▸ **Goal of the exercise**: An exact reproduction of the records is required, with all images left out.

▸ **Information supplied**:
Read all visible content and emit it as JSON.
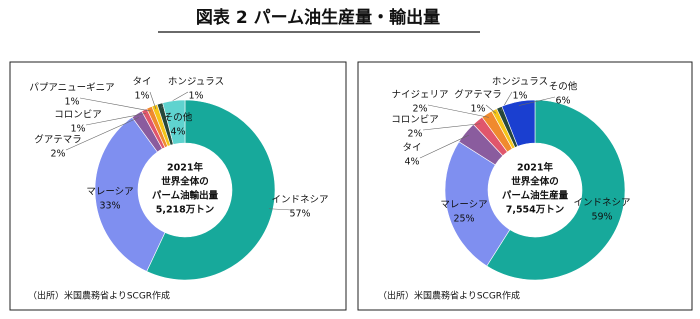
{
  "title": "図表 2 パーム油生産量・輸出量",
  "chart_data": [
    {
      "type": "pie",
      "donut": true,
      "categories": [
        "インドネシア",
        "マレーシア",
        "グアテマラ",
        "コロンビア",
        "パプアニューギニア",
        "タイ",
        "ホンジュラス",
        "その他"
      ],
      "values": [
        57,
        33,
        2,
        1,
        1,
        1,
        1,
        4
      ],
      "value_labels": [
        "57%",
        "33%",
        "2%",
        "1%",
        "1%",
        "1%",
        "1%",
        "4%"
      ],
      "colors": [
        "#17a99b",
        "#7f8ff0",
        "#8a5c9e",
        "#e0566c",
        "#f08a2e",
        "#f5c518",
        "#27473a",
        "#5fd3cf"
      ],
      "center_text": [
        "2021年",
        "世界全体の",
        "パーム油輸出量",
        "5,218万トン"
      ],
      "source": "（出所）米国農務省よりSCGR作成"
    },
    {
      "type": "pie",
      "donut": true,
      "categories": [
        "インドネシア",
        "マレーシア",
        "タイ",
        "コロンビア",
        "ナイジェリア",
        "グアテマラ",
        "ホンジュラス",
        "その他"
      ],
      "values": [
        59,
        25,
        4,
        2,
        2,
        1,
        1,
        6
      ],
      "value_labels": [
        "59%",
        "25%",
        "4%",
        "2%",
        "2%",
        "1%",
        "1%",
        "6%"
      ],
      "colors": [
        "#17a99b",
        "#7f8ff0",
        "#8a5c9e",
        "#e0566c",
        "#f08a2e",
        "#f5c518",
        "#27473a",
        "#1a3fd0"
      ],
      "center_text": [
        "2021年",
        "世界全体の",
        "パーム油生産量",
        "7,554万トン"
      ],
      "source": "（出所）米国農務省よりSCGR作成"
    }
  ]
}
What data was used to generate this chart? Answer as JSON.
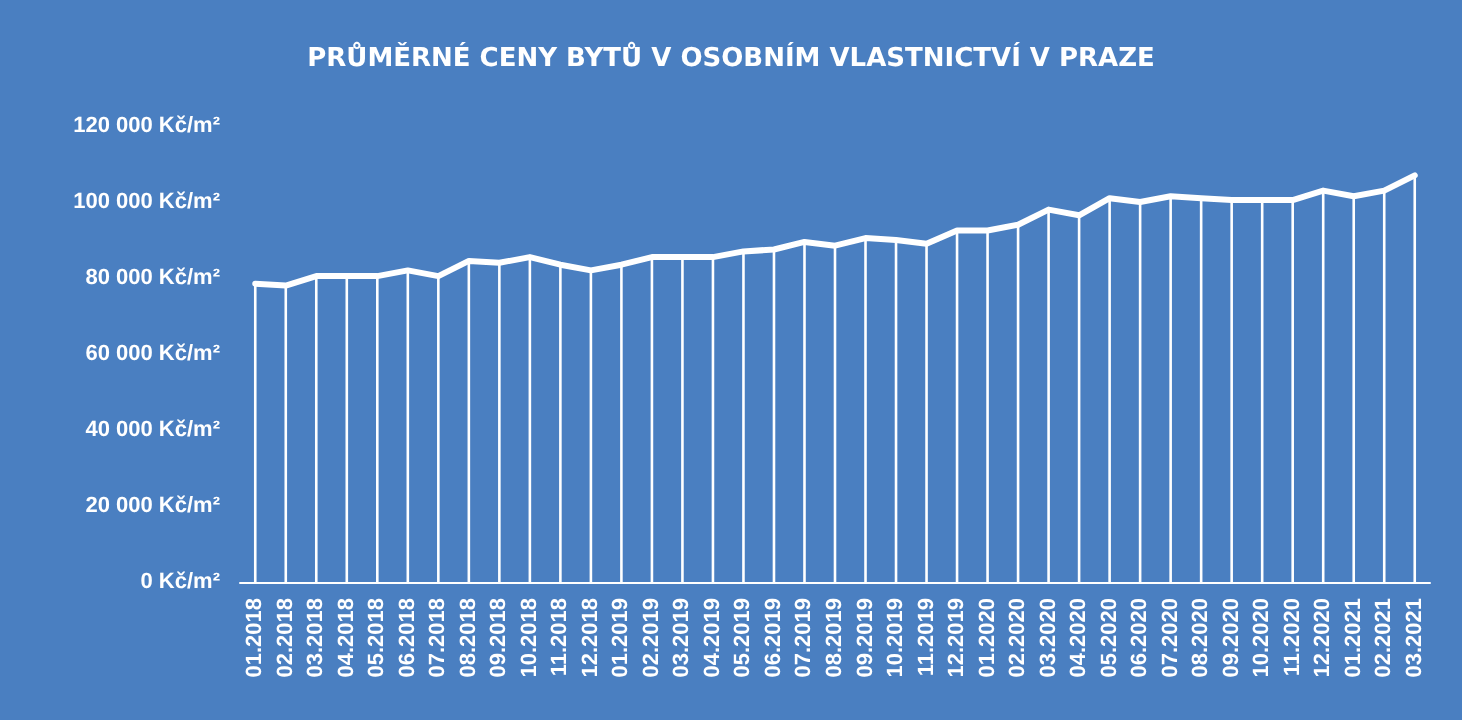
{
  "chart_data": {
    "type": "line",
    "title": "PRŮMĚRNÉ CENY BYTŮ V OSOBNÍM VLASTNICTVÍ V PRAZE",
    "categories": [
      "01.2018",
      "02.2018",
      "03.2018",
      "04.2018",
      "05.2018",
      "06.2018",
      "07.2018",
      "08.2018",
      "09.2018",
      "10.2018",
      "11.2018",
      "12.2018",
      "01.2019",
      "02.2019",
      "03.2019",
      "04.2019",
      "05.2019",
      "06.2019",
      "07.2019",
      "08.2019",
      "09.2019",
      "10.2019",
      "11.2019",
      "12.2019",
      "01.2020",
      "02.2020",
      "03.2020",
      "04.2020",
      "05.2020",
      "06.2020",
      "07.2020",
      "08.2020",
      "09.2020",
      "10.2020",
      "11.2020",
      "12.2020",
      "01.2021",
      "02.2021",
      "03.2021"
    ],
    "series": [
      {
        "type": "bar",
        "color": "#ffffff",
        "values": [
          78500,
          78000,
          80500,
          80500,
          80500,
          82000,
          80500,
          84500,
          84000,
          85500,
          83500,
          82000,
          83500,
          85500,
          85500,
          85500,
          87000,
          87500,
          89500,
          88500,
          90500,
          90000,
          89000,
          92500,
          92500,
          94000,
          98000,
          96500,
          101000,
          100000,
          101500,
          101000,
          100500,
          100500,
          100500,
          103000,
          101500,
          103000,
          107000
        ]
      },
      {
        "color": "#ffffff",
        "values": [
          78500,
          78000,
          80500,
          80500,
          80500,
          82000,
          80500,
          84500,
          84000,
          85500,
          83500,
          82000,
          83500,
          85500,
          85500,
          85500,
          87000,
          87500,
          89500,
          88500,
          90500,
          90000,
          89000,
          92500,
          92500,
          94000,
          98000,
          96500,
          101000,
          100000,
          101500,
          101000,
          100500,
          100500,
          100500,
          103000,
          101500,
          103000,
          107000
        ]
      }
    ],
    "ylim": [
      0,
      120000
    ],
    "yticks": [
      {
        "value": 0,
        "label": "0 Kč/m²"
      },
      {
        "value": 20000,
        "label": "20 000 Kč/m²"
      },
      {
        "value": 40000,
        "label": "40 000 Kč/m²"
      },
      {
        "value": 60000,
        "label": "60 000 Kč/m²"
      },
      {
        "value": 80000,
        "label": "80 000 Kč/m²"
      },
      {
        "value": 100000,
        "label": "100 000 Kč/m²"
      },
      {
        "value": 120000,
        "label": "120 000 Kč/m²"
      }
    ],
    "grid": false,
    "marker": "none",
    "line_style": "solid"
  }
}
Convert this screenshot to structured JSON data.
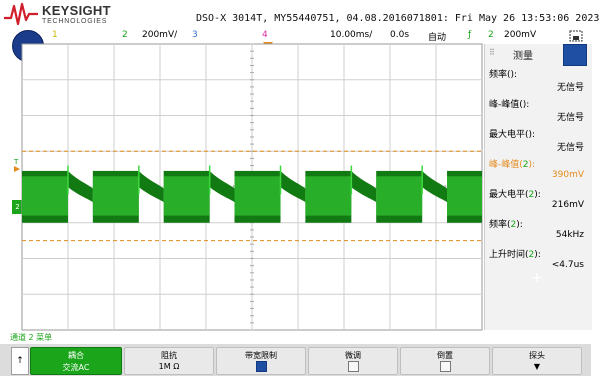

▸ **Exercise result**:
Read all visible content and emit it as JSON.
{
  "title": "図表 2 パーム油生産量・輸出量",
  "chart_data": [
    {
      "type": "pie",
      "donut": true,
      "categories": [
        "インドネシア",
        "マレーシア",
        "グアテマラ",
        "コロンビア",
        "パプアニューギニア",
        "タイ",
        "ホンジュラス",
        "その他"
      ],
      "values": [
        57,
        33,
        2,
        1,
        1,
        1,
        1,
        4
      ],
      "value_labels": [
        "57%",
        "33%",
        "2%",
        "1%",
        "1%",
        "1%",
        "1%",
        "4%"
      ],
      "colors": [
        "#17a99b",
        "#7f8ff0",
        "#8a5c9e",
        "#e0566c",
        "#f08a2e",
        "#f5c518",
        "#27473a",
        "#5fd3cf"
      ],
      "center_text": [
        "2021年",
        "世界全体の",
        "パーム油輸出量",
        "5,218万トン"
      ],
      "source": "（出所）米国農務省よりSCGR作成"
    },
    {
      "type": "pie",
      "donut": true,
      "categories": [
        "インドネシア",
        "マレーシア",
        "タイ",
        "コロンビア",
        "ナイジェリア",
        "グアテマラ",
        "ホンジュラス",
        "その他"
      ],
      "values": [
        59,
        25,
        4,
        2,
        2,
        1,
        1,
        6
      ],
      "value_labels": [
        "59%",
        "25%",
        "4%",
        "2%",
        "2%",
        "1%",
        "1%",
        "6%"
      ],
      "colors": [
        "#17a99b",
        "#7f8ff0",
        "#8a5c9e",
        "#e0566c",
        "#f08a2e",
        "#f5c518",
        "#27473a",
        "#1a3fd0"
      ],
      "center_text": [
        "2021年",
        "世界全体の",
        "パーム油生産量",
        "7,554万トン"
      ],
      "source": "（出所）米国農務省よりSCGR作成"
    }
  ]
}
What data was used to generate this chart? Answer as JSON.
{
  "chart_data": {
    "type": "line",
    "title": "PRŮMĚRNÉ CENY BYTŮ V OSOBNÍM VLASTNICTVÍ V PRAZE",
    "categories": [
      "01.2018",
      "02.2018",
      "03.2018",
      "04.2018",
      "05.2018",
      "06.2018",
      "07.2018",
      "08.2018",
      "09.2018",
      "10.2018",
      "11.2018",
      "12.2018",
      "01.2019",
      "02.2019",
      "03.2019",
      "04.2019",
      "05.2019",
      "06.2019",
      "07.2019",
      "08.2019",
      "09.2019",
      "10.2019",
      "11.2019",
      "12.2019",
      "01.2020",
      "02.2020",
      "03.2020",
      "04.2020",
      "05.2020",
      "06.2020",
      "07.2020",
      "08.2020",
      "09.2020",
      "10.2020",
      "11.2020",
      "12.2020",
      "01.2021",
      "02.2021",
      "03.2021"
    ],
    "series": [
      {
        "type": "bar",
        "color": "#ffffff",
        "values": [
          78500,
          78000,
          80500,
          80500,
          80500,
          82000,
          80500,
          84500,
          84000,
          85500,
          83500,
          82000,
          83500,
          85500,
          85500,
          85500,
          87000,
          87500,
          89500,
          88500,
          90500,
          90000,
          89000,
          92500,
          92500,
          94000,
          98000,
          96500,
          101000,
          100000,
          101500,
          101000,
          100500,
          100500,
          100500,
          103000,
          101500,
          103000,
          107000
        ]
      },
      {
        "color": "#ffffff",
        "values": [
          78500,
          78000,
          80500,
          80500,
          80500,
          82000,
          80500,
          84500,
          84000,
          85500,
          83500,
          82000,
          83500,
          85500,
          85500,
          85500,
          87000,
          87500,
          89500,
          88500,
          90500,
          90000,
          89000,
          92500,
          92500,
          94000,
          98000,
          96500,
          101000,
          100000,
          101500,
          101000,
          100500,
          100500,
          100500,
          103000,
          101500,
          103000,
          107000
        ]
      }
    ],
    "ylim": [
      0,
      120000
    ],
    "yticks": [
      {
        "value": 0,
        "label": "0 Kč/m²"
      },
      {
        "value": 20000,
        "label": "20 000 Kč/m²"
      },
      {
        "value": 40000,
        "label": "40 000 Kč/m²"
      },
      {
        "value": 60000,
        "label": "60 000 Kč/m²"
      },
      {
        "value": 80000,
        "label": "80 000 Kč/m²"
      },
      {
        "value": 100000,
        "label": "100 000 Kč/m²"
      },
      {
        "value": 120000,
        "label": "120 000 Kč/m²"
      }
    ],
    "grid": false,
    "marker": "none",
    "line_style": "solid"
  }
}
Convert this screenshot to structured JSON data.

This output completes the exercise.